# Problem
Reproduce the entries word for word, and omit any picture you find in them.

# Records for this task
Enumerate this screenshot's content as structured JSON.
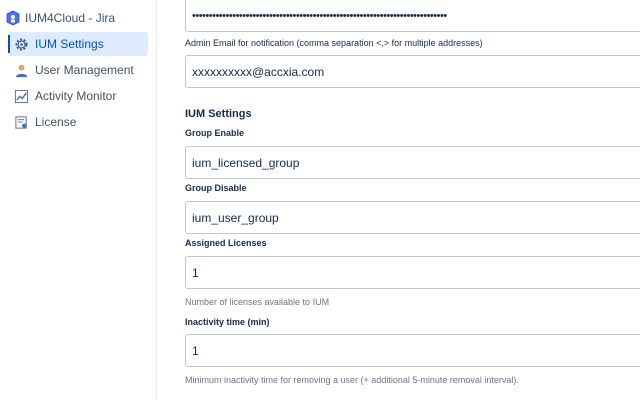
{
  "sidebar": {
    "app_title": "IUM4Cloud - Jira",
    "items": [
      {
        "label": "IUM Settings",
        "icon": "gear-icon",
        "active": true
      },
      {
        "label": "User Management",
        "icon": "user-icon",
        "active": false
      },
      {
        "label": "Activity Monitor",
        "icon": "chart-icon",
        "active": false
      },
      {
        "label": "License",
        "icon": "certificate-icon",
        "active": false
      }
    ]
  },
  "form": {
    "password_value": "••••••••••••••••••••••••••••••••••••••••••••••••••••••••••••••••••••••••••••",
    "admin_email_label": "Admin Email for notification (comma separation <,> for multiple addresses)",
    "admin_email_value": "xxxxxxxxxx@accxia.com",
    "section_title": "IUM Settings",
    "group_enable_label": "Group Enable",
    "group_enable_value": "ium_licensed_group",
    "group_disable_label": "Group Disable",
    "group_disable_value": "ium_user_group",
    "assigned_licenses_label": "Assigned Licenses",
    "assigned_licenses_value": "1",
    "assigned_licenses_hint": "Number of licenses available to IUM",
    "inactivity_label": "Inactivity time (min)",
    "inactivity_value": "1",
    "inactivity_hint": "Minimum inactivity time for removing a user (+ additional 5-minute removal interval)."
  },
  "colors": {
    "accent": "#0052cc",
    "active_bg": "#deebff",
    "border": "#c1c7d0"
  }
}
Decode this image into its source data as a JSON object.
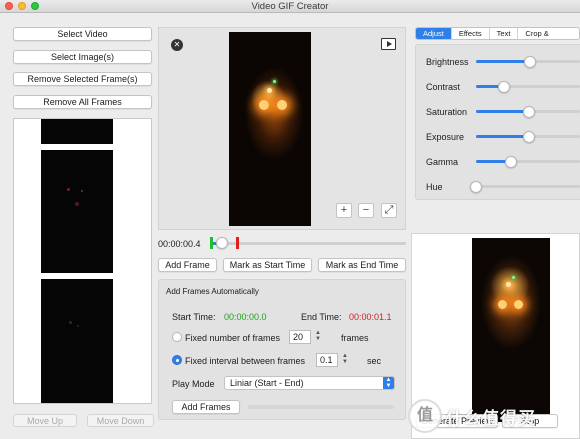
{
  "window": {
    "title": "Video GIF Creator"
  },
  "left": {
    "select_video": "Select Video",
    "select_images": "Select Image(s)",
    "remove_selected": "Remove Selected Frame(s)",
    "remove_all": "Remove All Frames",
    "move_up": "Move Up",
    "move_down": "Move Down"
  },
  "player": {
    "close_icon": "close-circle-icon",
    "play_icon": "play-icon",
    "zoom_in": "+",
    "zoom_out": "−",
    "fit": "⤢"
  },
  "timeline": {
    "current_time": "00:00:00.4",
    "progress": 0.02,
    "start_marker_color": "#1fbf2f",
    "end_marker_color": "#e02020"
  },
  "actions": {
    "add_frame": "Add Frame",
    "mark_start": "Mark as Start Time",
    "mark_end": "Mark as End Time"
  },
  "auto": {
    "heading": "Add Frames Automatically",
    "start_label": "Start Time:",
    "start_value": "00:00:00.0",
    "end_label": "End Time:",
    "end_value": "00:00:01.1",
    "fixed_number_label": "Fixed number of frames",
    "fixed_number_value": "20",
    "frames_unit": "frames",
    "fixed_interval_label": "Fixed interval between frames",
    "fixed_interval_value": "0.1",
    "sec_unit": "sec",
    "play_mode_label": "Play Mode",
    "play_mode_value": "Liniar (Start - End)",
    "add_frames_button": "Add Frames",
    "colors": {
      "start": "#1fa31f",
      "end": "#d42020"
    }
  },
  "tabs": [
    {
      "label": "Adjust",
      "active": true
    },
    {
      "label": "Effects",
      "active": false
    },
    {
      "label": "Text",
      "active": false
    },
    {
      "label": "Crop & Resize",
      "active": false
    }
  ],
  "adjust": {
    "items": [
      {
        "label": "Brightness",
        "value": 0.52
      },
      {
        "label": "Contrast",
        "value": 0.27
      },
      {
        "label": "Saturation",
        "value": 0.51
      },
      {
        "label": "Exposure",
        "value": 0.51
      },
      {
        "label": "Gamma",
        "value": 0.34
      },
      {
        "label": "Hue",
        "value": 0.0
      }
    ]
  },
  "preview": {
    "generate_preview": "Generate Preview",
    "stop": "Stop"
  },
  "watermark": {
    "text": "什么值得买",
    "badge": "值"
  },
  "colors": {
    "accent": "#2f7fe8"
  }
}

# Exercise result
Enumerate this screenshot's content as structured JSON.
{
  "sidebar": {
    "app_title": "IUM4Cloud - Jira",
    "items": [
      {
        "label": "IUM Settings",
        "icon": "gear-icon",
        "active": true
      },
      {
        "label": "User Management",
        "icon": "user-icon",
        "active": false
      },
      {
        "label": "Activity Monitor",
        "icon": "chart-icon",
        "active": false
      },
      {
        "label": "License",
        "icon": "certificate-icon",
        "active": false
      }
    ]
  },
  "form": {
    "password_value": "••••••••••••••••••••••••••••••••••••••••••••••••••••••••••••••••••••••••••••",
    "admin_email_label": "Admin Email for notification (comma separation <,> for multiple addresses)",
    "admin_email_value": "xxxxxxxxxx@accxia.com",
    "section_title": "IUM Settings",
    "group_enable_label": "Group Enable",
    "group_enable_value": "ium_licensed_group",
    "group_disable_label": "Group Disable",
    "group_disable_value": "ium_user_group",
    "assigned_licenses_label": "Assigned Licenses",
    "assigned_licenses_value": "1",
    "assigned_licenses_hint": "Number of licenses available to IUM",
    "inactivity_label": "Inactivity time (min)",
    "inactivity_value": "1",
    "inactivity_hint": "Minimum inactivity time for removing a user (+ additional 5-minute removal interval)."
  },
  "colors": {
    "accent": "#0052cc",
    "active_bg": "#deebff",
    "border": "#c1c7d0"
  }
}
Decode this image into its source data as a JSON object.
{
  "window": {
    "title": "Video GIF Creator"
  },
  "left": {
    "select_video": "Select Video",
    "select_images": "Select Image(s)",
    "remove_selected": "Remove Selected Frame(s)",
    "remove_all": "Remove All Frames",
    "move_up": "Move Up",
    "move_down": "Move Down"
  },
  "player": {
    "close_icon": "close-circle-icon",
    "play_icon": "play-icon",
    "zoom_in": "+",
    "zoom_out": "−",
    "fit": "⤢"
  },
  "timeline": {
    "current_time": "00:00:00.4",
    "progress": 0.02,
    "start_marker_color": "#1fbf2f",
    "end_marker_color": "#e02020"
  },
  "actions": {
    "add_frame": "Add Frame",
    "mark_start": "Mark as Start Time",
    "mark_end": "Mark as End Time"
  },
  "auto": {
    "heading": "Add Frames Automatically",
    "start_label": "Start Time:",
    "start_value": "00:00:00.0",
    "end_label": "End Time:",
    "end_value": "00:00:01.1",
    "fixed_number_label": "Fixed number of frames",
    "fixed_number_value": "20",
    "frames_unit": "frames",
    "fixed_interval_label": "Fixed interval between frames",
    "fixed_interval_value": "0.1",
    "sec_unit": "sec",
    "play_mode_label": "Play Mode",
    "play_mode_value": "Liniar (Start - End)",
    "add_frames_button": "Add Frames",
    "colors": {
      "start": "#1fa31f",
      "end": "#d42020"
    }
  },
  "tabs": [
    {
      "label": "Adjust",
      "active": true
    },
    {
      "label": "Effects",
      "active": false
    },
    {
      "label": "Text",
      "active": false
    },
    {
      "label": "Crop & Resize",
      "active": false
    }
  ],
  "adjust": {
    "items": [
      {
        "label": "Brightness",
        "value": 0.52
      },
      {
        "label": "Contrast",
        "value": 0.27
      },
      {
        "label": "Saturation",
        "value": 0.51
      },
      {
        "label": "Exposure",
        "value": 0.51
      },
      {
        "label": "Gamma",
        "value": 0.34
      },
      {
        "label": "Hue",
        "value": 0.0
      }
    ]
  },
  "preview": {
    "generate_preview": "Generate Preview",
    "stop": "Stop"
  },
  "watermark": {
    "text": "什么值得买",
    "badge": "值"
  },
  "colors": {
    "accent": "#2f7fe8"
  }
}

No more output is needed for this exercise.